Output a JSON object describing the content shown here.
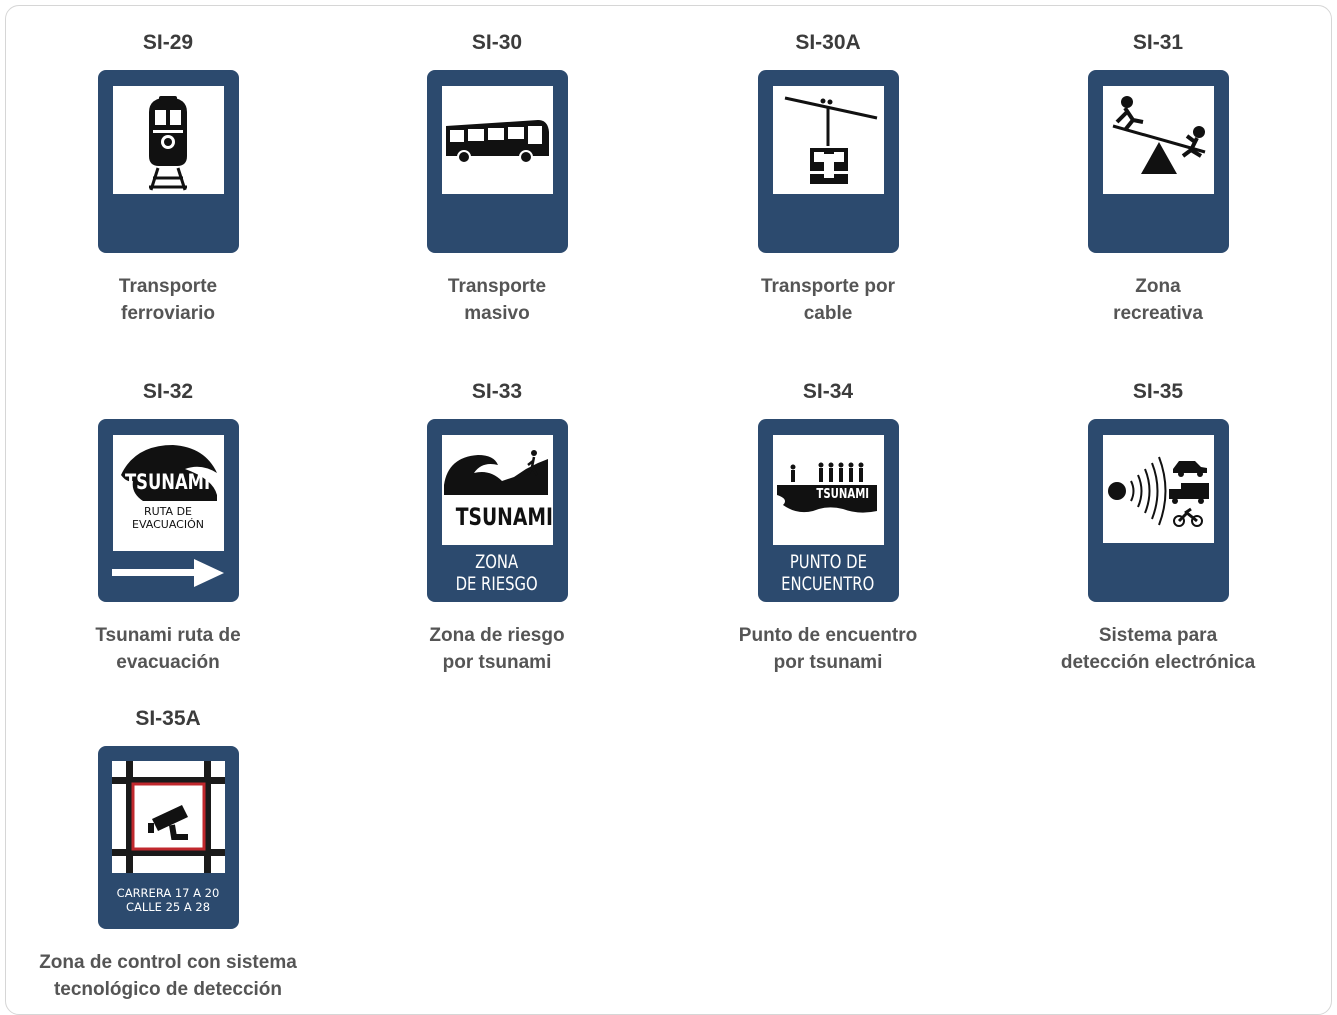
{
  "signs": [
    {
      "code": "SI-29",
      "caption_1": "Transporte",
      "caption_2": "ferroviario",
      "icon": "train-icon"
    },
    {
      "code": "SI-30",
      "caption_1": "Transporte",
      "caption_2": "masivo",
      "icon": "bus-icon"
    },
    {
      "code": "SI-30A",
      "caption_1": "Transporte por",
      "caption_2": "cable",
      "icon": "cable-car-icon"
    },
    {
      "code": "SI-31",
      "caption_1": "Zona",
      "caption_2": "recreativa",
      "icon": "seesaw-icon"
    },
    {
      "code": "SI-32",
      "caption_1": "Tsunami ruta de",
      "caption_2": "evacuación",
      "icon": "tsunami-wave-icon",
      "sign_text": {
        "word": "TSUNAMI",
        "line1": "RUTA DE",
        "line2": "EVACUACIÓN"
      }
    },
    {
      "code": "SI-33",
      "caption_1": "Zona de riesgo",
      "caption_2": "por tsunami",
      "icon": "tsunami-wave-icon",
      "sign_text": {
        "word": "TSUNAMI",
        "line1": "ZONA",
        "line2": "DE RIESGO"
      }
    },
    {
      "code": "SI-34",
      "caption_1": "Punto de encuentro",
      "caption_2": "por tsunami",
      "icon": "meeting-point-icon",
      "sign_text": {
        "word": "TSUNAMI",
        "line1": "PUNTO DE",
        "line2": "ENCUENTRO"
      }
    },
    {
      "code": "SI-35",
      "caption_1": "Sistema para",
      "caption_2": "detección electrónica",
      "icon": "radar-detection-icon"
    },
    {
      "code": "SI-35A",
      "caption_1": "Zona de control con sistema",
      "caption_2": "tecnológico de detección",
      "icon": "cctv-camera-icon",
      "sign_text": {
        "line1": "CARRERA 17 A 20",
        "line2": "CALLE 25 A 28"
      }
    }
  ],
  "colors": {
    "sign_blue": "#2c4a6e",
    "border_red": "#c0282d",
    "text_gray": "#555555"
  }
}
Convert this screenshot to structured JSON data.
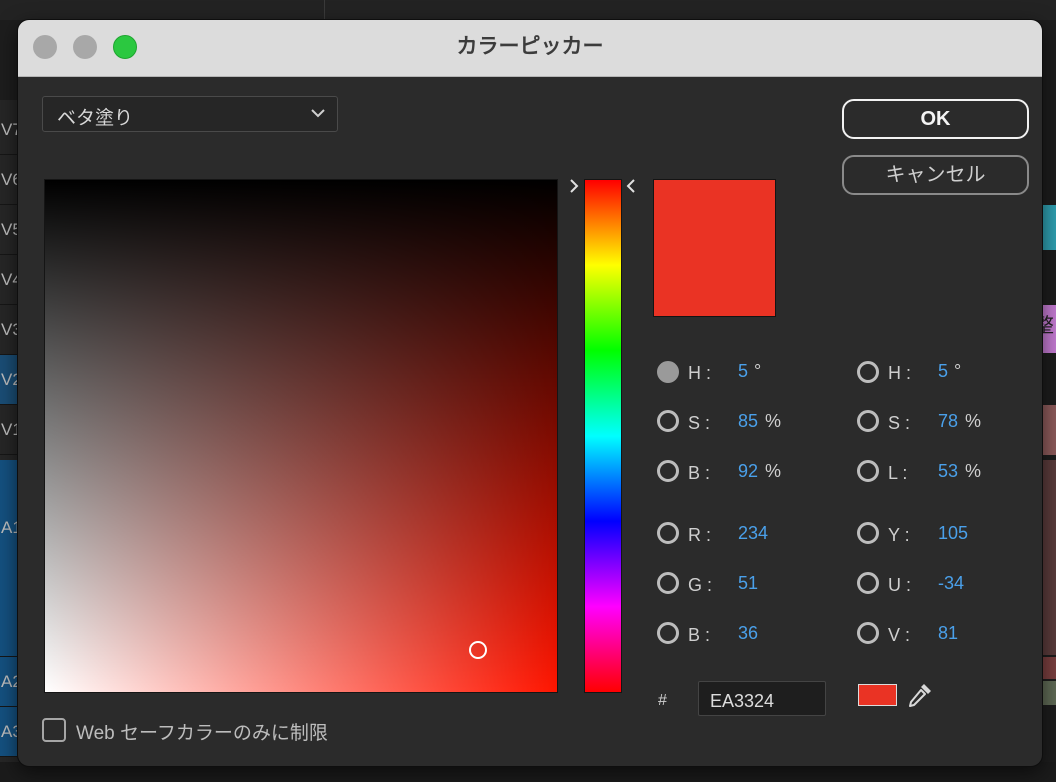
{
  "background": {
    "tracks": [
      "V7",
      "V6",
      "V5",
      "V4",
      "V3",
      "V2",
      "V1",
      "A1",
      "A2",
      "A3"
    ],
    "right_glyph": "整"
  },
  "dialog": {
    "title": "カラーピッカー",
    "fill_type": "ベタ塗り",
    "ok_label": "OK",
    "cancel_label": "キャンセル",
    "current_color": "#EA3324",
    "hue_base_color": "#FF1500",
    "hsb": {
      "h_label": "H :",
      "h_value": "5",
      "h_unit": "°",
      "s_label": "S :",
      "s_value": "85",
      "s_unit": "%",
      "b_label": "B :",
      "b_value": "92",
      "b_unit": "%"
    },
    "hsl": {
      "h_label": "H :",
      "h_value": "5",
      "h_unit": "°",
      "s_label": "S :",
      "s_value": "78",
      "s_unit": "%",
      "l_label": "L :",
      "l_value": "53",
      "l_unit": "%"
    },
    "rgb": {
      "r_label": "R :",
      "r_value": "234",
      "g_label": "G :",
      "g_value": "51",
      "b_label": "B :",
      "b_value": "36"
    },
    "yuv": {
      "y_label": "Y :",
      "y_value": "105",
      "u_label": "U :",
      "u_value": "-34",
      "v_label": "V :",
      "v_value": "81"
    },
    "hex_prefix": "#",
    "hex_value": "EA3324",
    "websafe_label": "Web セーフカラーのみに制限",
    "websafe_checked": false
  }
}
***
**What you will do**
Copy out all the data without changing anything, and drop the pictures.

**Written response**
Output a JSON object describing the content shown here.
{
  "signs": [
    {
      "code": "SI-29",
      "caption_1": "Transporte",
      "caption_2": "ferroviario",
      "icon": "train-icon"
    },
    {
      "code": "SI-30",
      "caption_1": "Transporte",
      "caption_2": "masivo",
      "icon": "bus-icon"
    },
    {
      "code": "SI-30A",
      "caption_1": "Transporte por",
      "caption_2": "cable",
      "icon": "cable-car-icon"
    },
    {
      "code": "SI-31",
      "caption_1": "Zona",
      "caption_2": "recreativa",
      "icon": "seesaw-icon"
    },
    {
      "code": "SI-32",
      "caption_1": "Tsunami ruta de",
      "caption_2": "evacuación",
      "icon": "tsunami-wave-icon",
      "sign_text": {
        "word": "TSUNAMI",
        "line1": "RUTA DE",
        "line2": "EVACUACIÓN"
      }
    },
    {
      "code": "SI-33",
      "caption_1": "Zona de riesgo",
      "caption_2": "por tsunami",
      "icon": "tsunami-wave-icon",
      "sign_text": {
        "word": "TSUNAMI",
        "line1": "ZONA",
        "line2": "DE RIESGO"
      }
    },
    {
      "code": "SI-34",
      "caption_1": "Punto de encuentro",
      "caption_2": "por tsunami",
      "icon": "meeting-point-icon",
      "sign_text": {
        "word": "TSUNAMI",
        "line1": "PUNTO DE",
        "line2": "ENCUENTRO"
      }
    },
    {
      "code": "SI-35",
      "caption_1": "Sistema para",
      "caption_2": "detección electrónica",
      "icon": "radar-detection-icon"
    },
    {
      "code": "SI-35A",
      "caption_1": "Zona de control con sistema",
      "caption_2": "tecnológico de detección",
      "icon": "cctv-camera-icon",
      "sign_text": {
        "line1": "CARRERA 17 A 20",
        "line2": "CALLE 25 A 28"
      }
    }
  ],
  "colors": {
    "sign_blue": "#2c4a6e",
    "border_red": "#c0282d",
    "text_gray": "#555555"
  }
}
Convert this screenshot to structured JSON data.
{
  "background": {
    "tracks": [
      "V7",
      "V6",
      "V5",
      "V4",
      "V3",
      "V2",
      "V1",
      "A1",
      "A2",
      "A3"
    ],
    "right_glyph": "整"
  },
  "dialog": {
    "title": "カラーピッカー",
    "fill_type": "ベタ塗り",
    "ok_label": "OK",
    "cancel_label": "キャンセル",
    "current_color": "#EA3324",
    "hue_base_color": "#FF1500",
    "hsb": {
      "h_label": "H :",
      "h_value": "5",
      "h_unit": "°",
      "s_label": "S :",
      "s_value": "85",
      "s_unit": "%",
      "b_label": "B :",
      "b_value": "92",
      "b_unit": "%"
    },
    "hsl": {
      "h_label": "H :",
      "h_value": "5",
      "h_unit": "°",
      "s_label": "S :",
      "s_value": "78",
      "s_unit": "%",
      "l_label": "L :",
      "l_value": "53",
      "l_unit": "%"
    },
    "rgb": {
      "r_label": "R :",
      "r_value": "234",
      "g_label": "G :",
      "g_value": "51",
      "b_label": "B :",
      "b_value": "36"
    },
    "yuv": {
      "y_label": "Y :",
      "y_value": "105",
      "u_label": "U :",
      "u_value": "-34",
      "v_label": "V :",
      "v_value": "81"
    },
    "hex_prefix": "#",
    "hex_value": "EA3324",
    "websafe_label": "Web セーフカラーのみに制限",
    "websafe_checked": false
  }
}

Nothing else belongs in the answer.